### EXERCISE DESCRIPTION
The full listing should be reproduced exactly as it appears.

### AVAILABLE DATA
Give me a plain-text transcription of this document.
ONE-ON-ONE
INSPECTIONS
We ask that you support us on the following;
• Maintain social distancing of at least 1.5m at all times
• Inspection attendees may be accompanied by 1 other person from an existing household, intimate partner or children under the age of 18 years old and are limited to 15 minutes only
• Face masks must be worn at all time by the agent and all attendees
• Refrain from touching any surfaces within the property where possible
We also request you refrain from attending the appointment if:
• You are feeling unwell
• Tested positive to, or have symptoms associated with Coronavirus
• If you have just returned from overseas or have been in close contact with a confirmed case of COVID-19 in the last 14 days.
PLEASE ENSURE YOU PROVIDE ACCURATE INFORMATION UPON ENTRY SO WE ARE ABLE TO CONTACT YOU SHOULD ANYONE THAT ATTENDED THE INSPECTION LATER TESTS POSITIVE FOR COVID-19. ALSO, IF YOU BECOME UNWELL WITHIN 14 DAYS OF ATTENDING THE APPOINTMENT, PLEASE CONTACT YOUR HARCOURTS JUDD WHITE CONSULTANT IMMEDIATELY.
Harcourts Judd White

### EXPECTED ANSWER
Give me a plain-text transcription of this document.
ONE-ON-ONE
INSPECTIONS
We ask that you support us on the following;
• Maintain social distancing of at least 1.5m at all times
• Inspection attendees may be accompanied by 1 other person from an existing household, intimate partner or children under the age of 18 years old and are limited to 15 minutes only
• Face masks must be worn at all time by the agent and all attendees
• Refrain from touching any surfaces within the property where possible
We also request you refrain from attending the appointment if:
• You are feeling unwell
• Tested positive to, or have symptoms associated with Coronavirus
• If you have just returned from overseas or have been in close contact with a confirmed case of COVID-19 in the last 14 days.
PLEASE ENSURE YOU PROVIDE ACCURATE INFORMATION UPON ENTRY SO WE ARE ABLE TO CONTACT YOU SHOULD ANYONE THAT ATTENDED THE INSPECTION LATER TESTS POSITIVE FOR COVID-19. ALSO, IF YOU BECOME UNWELL WITHIN 14 DAYS OF ATTENDING THE APPOINTMENT, PLEASE CONTACT YOUR HARCOURTS JUDD WHITE CONSULTANT IMMEDIATELY.
Harcourts Judd White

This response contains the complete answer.